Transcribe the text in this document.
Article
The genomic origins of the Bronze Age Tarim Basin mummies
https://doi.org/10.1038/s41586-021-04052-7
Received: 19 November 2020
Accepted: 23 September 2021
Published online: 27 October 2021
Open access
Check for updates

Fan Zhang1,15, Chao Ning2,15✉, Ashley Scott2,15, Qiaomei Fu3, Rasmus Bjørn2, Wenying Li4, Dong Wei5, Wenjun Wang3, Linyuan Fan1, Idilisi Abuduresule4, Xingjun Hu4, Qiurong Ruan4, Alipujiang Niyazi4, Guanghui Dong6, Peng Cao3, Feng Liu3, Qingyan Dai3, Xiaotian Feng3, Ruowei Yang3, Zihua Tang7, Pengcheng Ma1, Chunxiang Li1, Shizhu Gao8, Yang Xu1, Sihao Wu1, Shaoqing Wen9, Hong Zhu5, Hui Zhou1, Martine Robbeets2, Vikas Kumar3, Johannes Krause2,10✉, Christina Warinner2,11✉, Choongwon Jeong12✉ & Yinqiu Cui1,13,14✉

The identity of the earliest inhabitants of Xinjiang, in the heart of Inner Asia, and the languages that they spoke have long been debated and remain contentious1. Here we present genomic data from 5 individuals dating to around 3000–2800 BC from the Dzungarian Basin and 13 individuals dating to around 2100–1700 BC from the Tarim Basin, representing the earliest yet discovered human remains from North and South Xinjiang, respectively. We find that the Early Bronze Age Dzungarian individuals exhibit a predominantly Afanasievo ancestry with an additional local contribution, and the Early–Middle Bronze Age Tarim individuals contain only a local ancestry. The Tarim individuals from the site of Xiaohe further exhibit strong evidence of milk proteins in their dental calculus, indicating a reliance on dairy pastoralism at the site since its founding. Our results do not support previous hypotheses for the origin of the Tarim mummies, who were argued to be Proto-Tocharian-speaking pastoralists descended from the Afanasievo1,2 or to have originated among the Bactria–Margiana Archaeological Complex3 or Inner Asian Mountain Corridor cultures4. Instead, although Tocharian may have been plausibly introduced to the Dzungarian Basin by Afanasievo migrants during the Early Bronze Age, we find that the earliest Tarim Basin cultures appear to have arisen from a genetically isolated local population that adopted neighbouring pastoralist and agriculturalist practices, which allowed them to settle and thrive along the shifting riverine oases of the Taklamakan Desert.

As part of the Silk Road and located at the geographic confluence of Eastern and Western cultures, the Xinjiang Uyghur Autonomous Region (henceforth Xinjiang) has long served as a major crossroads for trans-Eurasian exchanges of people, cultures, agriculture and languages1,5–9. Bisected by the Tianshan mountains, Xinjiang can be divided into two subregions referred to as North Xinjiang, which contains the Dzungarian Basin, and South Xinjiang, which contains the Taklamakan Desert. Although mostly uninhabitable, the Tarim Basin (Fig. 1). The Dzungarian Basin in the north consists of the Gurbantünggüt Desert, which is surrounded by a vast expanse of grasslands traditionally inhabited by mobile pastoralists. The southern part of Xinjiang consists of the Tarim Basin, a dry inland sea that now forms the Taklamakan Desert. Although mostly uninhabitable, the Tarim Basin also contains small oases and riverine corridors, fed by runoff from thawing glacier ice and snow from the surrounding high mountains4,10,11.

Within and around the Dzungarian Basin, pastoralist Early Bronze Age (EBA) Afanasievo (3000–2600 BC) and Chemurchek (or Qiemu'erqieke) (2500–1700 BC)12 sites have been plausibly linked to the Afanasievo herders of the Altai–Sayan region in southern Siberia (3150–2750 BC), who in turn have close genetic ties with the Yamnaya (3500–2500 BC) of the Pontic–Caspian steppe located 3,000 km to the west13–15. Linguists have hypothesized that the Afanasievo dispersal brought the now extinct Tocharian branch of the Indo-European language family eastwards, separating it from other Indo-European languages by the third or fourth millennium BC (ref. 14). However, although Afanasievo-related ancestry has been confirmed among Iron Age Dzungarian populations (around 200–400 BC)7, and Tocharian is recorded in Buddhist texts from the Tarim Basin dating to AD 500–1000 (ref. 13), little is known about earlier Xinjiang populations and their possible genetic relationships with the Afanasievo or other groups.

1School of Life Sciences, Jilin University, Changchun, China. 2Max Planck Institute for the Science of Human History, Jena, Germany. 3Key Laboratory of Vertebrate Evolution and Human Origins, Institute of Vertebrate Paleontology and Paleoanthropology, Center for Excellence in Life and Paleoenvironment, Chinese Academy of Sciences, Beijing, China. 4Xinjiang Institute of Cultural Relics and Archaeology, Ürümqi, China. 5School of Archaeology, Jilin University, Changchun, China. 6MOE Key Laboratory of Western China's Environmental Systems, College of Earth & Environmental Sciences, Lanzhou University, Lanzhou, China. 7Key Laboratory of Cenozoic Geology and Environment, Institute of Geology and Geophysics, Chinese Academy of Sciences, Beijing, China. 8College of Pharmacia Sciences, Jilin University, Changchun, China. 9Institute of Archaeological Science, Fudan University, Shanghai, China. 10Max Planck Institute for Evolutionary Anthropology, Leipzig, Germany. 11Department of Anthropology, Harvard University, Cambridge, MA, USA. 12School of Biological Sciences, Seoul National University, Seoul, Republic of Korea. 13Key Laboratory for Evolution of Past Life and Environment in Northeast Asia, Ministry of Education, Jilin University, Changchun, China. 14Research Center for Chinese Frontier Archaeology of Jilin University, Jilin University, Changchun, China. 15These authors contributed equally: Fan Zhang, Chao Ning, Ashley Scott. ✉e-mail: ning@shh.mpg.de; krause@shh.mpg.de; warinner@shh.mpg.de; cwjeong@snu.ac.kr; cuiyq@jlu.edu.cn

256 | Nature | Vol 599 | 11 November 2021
__________________________________________________
-- Exercise brief --
Show the lines in the entries above that include the string "mummies".

-- Output for this task --
The genomic origins of the Bronze Age Tarim Basin mummies
The identity of the earliest inhabitants of Xinjiang, in the heart of Inner Asia, and the languages that they spoke have long been debated and remain contentious1. Here we present genomic data from 5 individuals dating to around 3000–2800 BC from the Dzungarian Basin and 13 individuals dating to around 2100–1700 BC from the Tarim Basin, representing the earliest yet discovered human remains from North and South Xinjiang, respectively. We find that the Early Bronze Age Dzungarian individuals exhibit a predominantly Afanasievo ancestry with an additional local contribution, and the Early–Middle Bronze Age Tarim individuals contain only a local ancestry. The Tarim individuals from the site of Xiaohe further exhibit strong evidence of milk proteins in their dental calculus, indicating a reliance on dairy pastoralism at the site since its founding. Our results do not support previous hypotheses for the origin of the Tarim mummies, who were argued to be Proto-Tocharian-speaking pastoralists descended from the Afanasievo1,2 or to have originated among the Bactria–Margiana Archaeological Complex3 or Inner Asian Mountain Corridor cultures4. Instead, although Tocharian may have been plausibly introduced to the Dzungarian Basin by Afanasievo migrants during the Early Bronze Age, we find that the earliest Tarim Basin cultures appear to have arisen from a genetically isolated local population that adopted neighbouring pastoralist and agriculturalist practices, which allowed them to settle and thrive along the shifting riverine oases of the Taklamakan Desert.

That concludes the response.